* Job:
Reply with one number: the count of lines in the data that hold the string "REPORT".

[START OF Provided material]

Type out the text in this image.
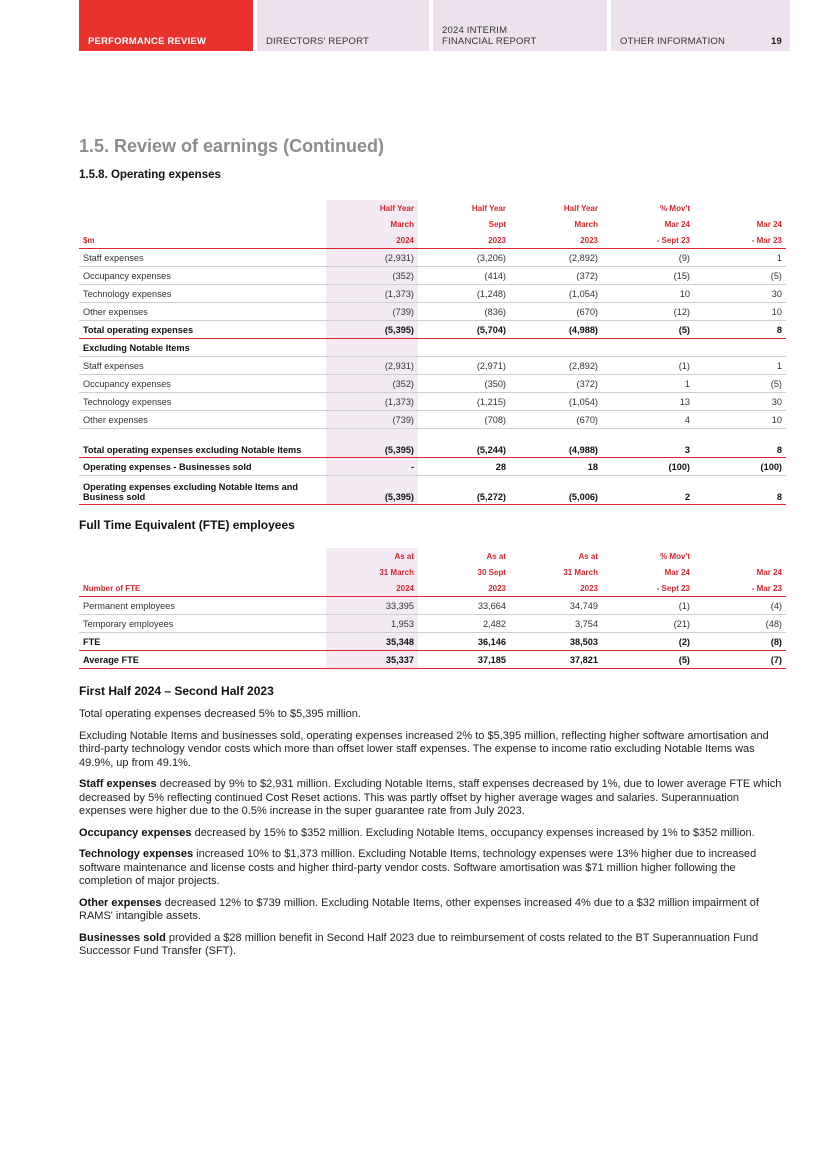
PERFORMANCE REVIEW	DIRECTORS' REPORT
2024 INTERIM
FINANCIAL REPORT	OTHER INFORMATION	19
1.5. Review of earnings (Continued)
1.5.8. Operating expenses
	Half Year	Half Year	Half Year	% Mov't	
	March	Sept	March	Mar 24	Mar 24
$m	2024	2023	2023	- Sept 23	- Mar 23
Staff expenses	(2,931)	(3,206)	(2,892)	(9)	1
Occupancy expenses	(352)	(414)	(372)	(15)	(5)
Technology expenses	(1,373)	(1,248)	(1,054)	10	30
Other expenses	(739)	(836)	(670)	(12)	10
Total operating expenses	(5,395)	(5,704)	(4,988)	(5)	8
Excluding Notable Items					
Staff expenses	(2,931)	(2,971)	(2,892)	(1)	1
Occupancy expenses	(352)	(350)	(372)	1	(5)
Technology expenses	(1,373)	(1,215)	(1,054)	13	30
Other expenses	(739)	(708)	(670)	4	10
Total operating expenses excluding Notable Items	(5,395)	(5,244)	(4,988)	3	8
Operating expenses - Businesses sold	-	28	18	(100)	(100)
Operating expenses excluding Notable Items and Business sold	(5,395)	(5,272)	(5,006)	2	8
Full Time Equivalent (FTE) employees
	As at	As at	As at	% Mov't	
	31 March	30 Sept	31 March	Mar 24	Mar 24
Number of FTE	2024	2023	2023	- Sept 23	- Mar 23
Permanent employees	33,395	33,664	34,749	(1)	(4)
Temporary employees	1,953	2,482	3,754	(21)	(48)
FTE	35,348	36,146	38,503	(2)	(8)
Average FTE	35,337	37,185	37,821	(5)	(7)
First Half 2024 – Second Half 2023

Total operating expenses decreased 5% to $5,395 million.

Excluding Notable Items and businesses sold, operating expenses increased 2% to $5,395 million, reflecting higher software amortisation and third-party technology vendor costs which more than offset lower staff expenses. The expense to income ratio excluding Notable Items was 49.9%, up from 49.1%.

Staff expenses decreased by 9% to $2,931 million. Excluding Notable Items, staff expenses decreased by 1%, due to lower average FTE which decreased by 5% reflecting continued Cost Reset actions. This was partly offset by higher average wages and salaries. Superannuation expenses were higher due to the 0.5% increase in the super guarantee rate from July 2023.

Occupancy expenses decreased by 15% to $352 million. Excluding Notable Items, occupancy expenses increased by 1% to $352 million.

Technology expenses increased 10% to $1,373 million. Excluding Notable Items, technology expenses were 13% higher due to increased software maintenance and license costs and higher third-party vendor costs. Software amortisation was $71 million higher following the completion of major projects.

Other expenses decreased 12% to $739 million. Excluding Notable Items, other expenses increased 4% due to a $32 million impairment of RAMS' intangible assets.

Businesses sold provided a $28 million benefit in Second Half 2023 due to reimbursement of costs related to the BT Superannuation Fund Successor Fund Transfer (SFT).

[END OF Provided material]
[START OF Provided material]

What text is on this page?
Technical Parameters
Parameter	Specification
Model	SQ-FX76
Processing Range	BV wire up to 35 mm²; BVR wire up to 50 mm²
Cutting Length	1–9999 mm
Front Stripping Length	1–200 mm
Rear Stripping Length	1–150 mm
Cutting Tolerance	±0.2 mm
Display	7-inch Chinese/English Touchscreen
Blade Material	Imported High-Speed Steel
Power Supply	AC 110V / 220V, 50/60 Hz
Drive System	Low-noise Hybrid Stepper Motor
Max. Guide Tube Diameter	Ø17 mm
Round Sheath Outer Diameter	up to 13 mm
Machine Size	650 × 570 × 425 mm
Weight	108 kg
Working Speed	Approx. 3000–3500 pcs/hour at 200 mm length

[END OF Provided material]

* Result for this exercise:
2